Problems to work on |
(A) In the CPC centenary speech, about how many members does the CPC have?
(B) Write the next few paragraphs of the CPC centenary speech, picking up right after its final sentence.

Selected extract |
[Start]

The following is the text of a speech given by British author, academic and campaigner Jenny Clegg at a recent webinar hosted by the Morning Star and Friends of Socialist China to celebrate the centenary of the CPC. Jenny discusses China’s unique contributions to Marxism, as well as outlining the history of the revolution and analysing the reasons for its continuing successes.

The story of how the CPC, founded in secret by just a handful of people, grew into an organisation of some 95 million members is truly remarkable.

It is a story that goes together with that of China’s transformation from the ‘Sick Man of Asia’ into the world’s second largest economy.  It is the Party that provided the political architecture that has made this possible. 

Taking stock at 100 years means looking not only at China’s achievements but also what this has meant – and means – for the world.

The CPC’s story is one of twists and turns, of tenacity against adversity, retreating when retreat was necessary but also daring to seize the time when the opportunity arose.  What has given the CPC its strength, its courage to face reality, to learn from mistakes, was and is Marxism.  For the CPC, Marxism is not a dogma, but a set of tools applied concretely to solve China’s problems.

The key to the success of the Revolution in 1949 lay mainly in the Party’s ability to mobilise the people effectively both around national and around class goals.  For this it drew on Marxist class analysis to devise a revolutionary strategy of shared benefit so as to unite all who could be united in the common goals of ending foreign domination and building the nation.

[End]

Stored records |

[Start]

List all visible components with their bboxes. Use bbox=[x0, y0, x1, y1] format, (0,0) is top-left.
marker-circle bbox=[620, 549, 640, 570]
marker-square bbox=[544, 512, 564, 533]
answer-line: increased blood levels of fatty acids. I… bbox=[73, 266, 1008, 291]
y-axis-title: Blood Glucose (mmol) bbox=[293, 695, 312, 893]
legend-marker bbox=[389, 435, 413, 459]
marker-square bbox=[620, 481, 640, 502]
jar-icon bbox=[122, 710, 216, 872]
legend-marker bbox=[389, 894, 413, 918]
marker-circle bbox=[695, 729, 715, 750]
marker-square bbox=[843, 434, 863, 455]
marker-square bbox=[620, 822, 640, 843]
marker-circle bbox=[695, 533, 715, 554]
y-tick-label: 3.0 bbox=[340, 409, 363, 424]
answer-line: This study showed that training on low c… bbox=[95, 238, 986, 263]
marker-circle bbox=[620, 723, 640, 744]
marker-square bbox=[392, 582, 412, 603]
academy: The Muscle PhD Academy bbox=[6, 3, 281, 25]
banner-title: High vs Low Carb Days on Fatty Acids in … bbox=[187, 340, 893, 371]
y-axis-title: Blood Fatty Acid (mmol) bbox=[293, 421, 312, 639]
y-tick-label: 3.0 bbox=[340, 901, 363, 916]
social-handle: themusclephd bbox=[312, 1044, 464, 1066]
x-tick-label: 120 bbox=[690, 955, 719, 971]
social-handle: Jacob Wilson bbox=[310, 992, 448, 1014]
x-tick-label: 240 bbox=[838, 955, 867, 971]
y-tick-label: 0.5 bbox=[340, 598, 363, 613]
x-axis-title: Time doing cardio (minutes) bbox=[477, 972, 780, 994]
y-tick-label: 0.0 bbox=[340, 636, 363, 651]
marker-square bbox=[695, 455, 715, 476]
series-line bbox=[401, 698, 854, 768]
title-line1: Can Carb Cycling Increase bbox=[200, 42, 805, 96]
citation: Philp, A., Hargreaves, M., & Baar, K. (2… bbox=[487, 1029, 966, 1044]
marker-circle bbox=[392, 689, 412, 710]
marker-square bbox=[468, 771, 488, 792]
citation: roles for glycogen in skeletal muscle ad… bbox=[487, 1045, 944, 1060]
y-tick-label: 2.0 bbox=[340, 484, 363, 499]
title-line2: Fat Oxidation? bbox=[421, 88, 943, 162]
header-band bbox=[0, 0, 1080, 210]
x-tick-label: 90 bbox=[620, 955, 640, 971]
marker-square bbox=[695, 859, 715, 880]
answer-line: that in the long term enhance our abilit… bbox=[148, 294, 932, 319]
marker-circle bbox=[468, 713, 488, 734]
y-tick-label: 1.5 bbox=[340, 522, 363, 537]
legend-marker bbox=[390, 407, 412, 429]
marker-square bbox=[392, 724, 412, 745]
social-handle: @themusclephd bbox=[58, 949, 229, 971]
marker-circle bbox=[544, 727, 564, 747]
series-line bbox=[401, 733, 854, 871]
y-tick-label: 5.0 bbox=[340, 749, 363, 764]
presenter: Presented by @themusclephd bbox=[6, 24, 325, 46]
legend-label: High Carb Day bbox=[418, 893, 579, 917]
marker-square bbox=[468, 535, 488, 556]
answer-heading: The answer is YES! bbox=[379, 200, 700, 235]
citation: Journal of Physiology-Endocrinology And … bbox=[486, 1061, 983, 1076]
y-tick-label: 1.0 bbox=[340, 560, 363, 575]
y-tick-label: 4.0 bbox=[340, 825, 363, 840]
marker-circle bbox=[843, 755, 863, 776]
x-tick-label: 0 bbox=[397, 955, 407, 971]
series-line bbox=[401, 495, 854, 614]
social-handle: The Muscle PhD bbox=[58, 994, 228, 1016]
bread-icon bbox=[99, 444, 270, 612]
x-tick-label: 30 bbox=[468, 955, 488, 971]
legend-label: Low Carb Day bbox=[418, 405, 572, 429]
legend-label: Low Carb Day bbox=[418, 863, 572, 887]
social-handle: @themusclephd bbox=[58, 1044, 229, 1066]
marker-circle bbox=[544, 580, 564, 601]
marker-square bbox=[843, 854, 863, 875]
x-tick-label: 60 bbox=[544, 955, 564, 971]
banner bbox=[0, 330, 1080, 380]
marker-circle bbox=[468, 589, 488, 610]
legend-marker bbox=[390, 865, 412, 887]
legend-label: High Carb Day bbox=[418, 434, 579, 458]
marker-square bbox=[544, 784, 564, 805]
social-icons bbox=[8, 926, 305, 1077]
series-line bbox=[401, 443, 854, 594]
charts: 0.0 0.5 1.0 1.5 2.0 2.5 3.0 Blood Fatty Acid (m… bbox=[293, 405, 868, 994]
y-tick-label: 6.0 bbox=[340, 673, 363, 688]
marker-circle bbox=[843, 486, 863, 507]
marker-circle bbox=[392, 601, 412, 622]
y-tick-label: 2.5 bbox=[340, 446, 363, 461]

[End]

Answers to each task |
(A) Some 95 million members.

(B)
Fundamental here was land reform which gained the CPC the support of hundreds of millions of peasants  – they participated in its mass organisations, they joined the Party itself, they carried out and conformed with its policies, and they gave material support in paying taxes and enlisting in its armies.  

China’s contribution to the defeat of worldwide fascism in 1945 is often overlooked in the West.  It was Communist resistance together with the Nationalist armies that kept Japanese troops bogged down in China so that the Soviets could concentrate all their forces against the Nazis on the Western front.  This cost up to 20 million Chinese lives.  Nor is it widely understood that China the first country to end colonial rule as the Allies agreed to give up the Unequal Treaties in 1943.  China was to be one of the four founding members of the United Nations and the CPC was present at the occasion.

This example of how the Chinese people, led by a Communist Party, gained liberation in 1949 shone a bright light for colonised people around the world. Its experience of people’s war, revolution and the transformation of rural society was to be the inspiration for national liberation movements in many different countries in the years to come.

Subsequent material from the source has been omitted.